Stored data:

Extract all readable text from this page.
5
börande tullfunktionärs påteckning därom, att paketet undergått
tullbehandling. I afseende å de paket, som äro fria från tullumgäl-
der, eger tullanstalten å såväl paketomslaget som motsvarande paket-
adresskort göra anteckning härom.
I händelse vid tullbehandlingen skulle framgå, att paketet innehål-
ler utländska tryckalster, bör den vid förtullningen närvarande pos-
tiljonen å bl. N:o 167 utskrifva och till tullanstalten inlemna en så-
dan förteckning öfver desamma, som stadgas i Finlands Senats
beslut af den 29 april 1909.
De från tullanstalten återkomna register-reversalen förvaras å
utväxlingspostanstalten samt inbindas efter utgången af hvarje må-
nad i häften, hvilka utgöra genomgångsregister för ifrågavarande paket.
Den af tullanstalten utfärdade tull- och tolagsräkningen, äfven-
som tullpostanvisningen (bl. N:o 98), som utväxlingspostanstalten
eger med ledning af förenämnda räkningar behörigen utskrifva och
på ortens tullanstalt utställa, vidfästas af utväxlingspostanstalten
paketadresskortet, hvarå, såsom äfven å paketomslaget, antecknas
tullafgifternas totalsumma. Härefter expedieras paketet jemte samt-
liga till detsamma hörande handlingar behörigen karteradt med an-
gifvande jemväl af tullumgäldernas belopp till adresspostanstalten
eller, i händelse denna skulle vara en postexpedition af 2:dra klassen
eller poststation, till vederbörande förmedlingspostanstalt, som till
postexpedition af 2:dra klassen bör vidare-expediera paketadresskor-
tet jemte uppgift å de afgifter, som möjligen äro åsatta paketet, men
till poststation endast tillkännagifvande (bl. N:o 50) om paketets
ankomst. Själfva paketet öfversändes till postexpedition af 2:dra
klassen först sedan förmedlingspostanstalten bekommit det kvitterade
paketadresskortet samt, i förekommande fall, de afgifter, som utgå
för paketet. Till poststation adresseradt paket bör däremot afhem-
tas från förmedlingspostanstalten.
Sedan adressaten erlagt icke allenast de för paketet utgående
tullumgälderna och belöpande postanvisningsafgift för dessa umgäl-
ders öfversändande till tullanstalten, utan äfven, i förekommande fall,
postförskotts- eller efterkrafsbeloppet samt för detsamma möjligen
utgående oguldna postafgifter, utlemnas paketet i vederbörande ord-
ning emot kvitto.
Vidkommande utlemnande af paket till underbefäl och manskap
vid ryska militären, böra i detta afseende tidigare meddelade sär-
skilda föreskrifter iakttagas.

▶ **About this exercise**
Filter the records for lines containing the word "samt" and copy each one.

▶ **Answer to this exercise**
utväxlingspostanstalten samt inbindas efter utgången af hvarje må-
tullafgifternas totalsumma. Härefter expedieras paketet jemte samt-
paketadresskortet samt, i förekommande fall, de afgifter, som utgå
postförskotts- eller efterkrafsbeloppet samt för detsamma möjligen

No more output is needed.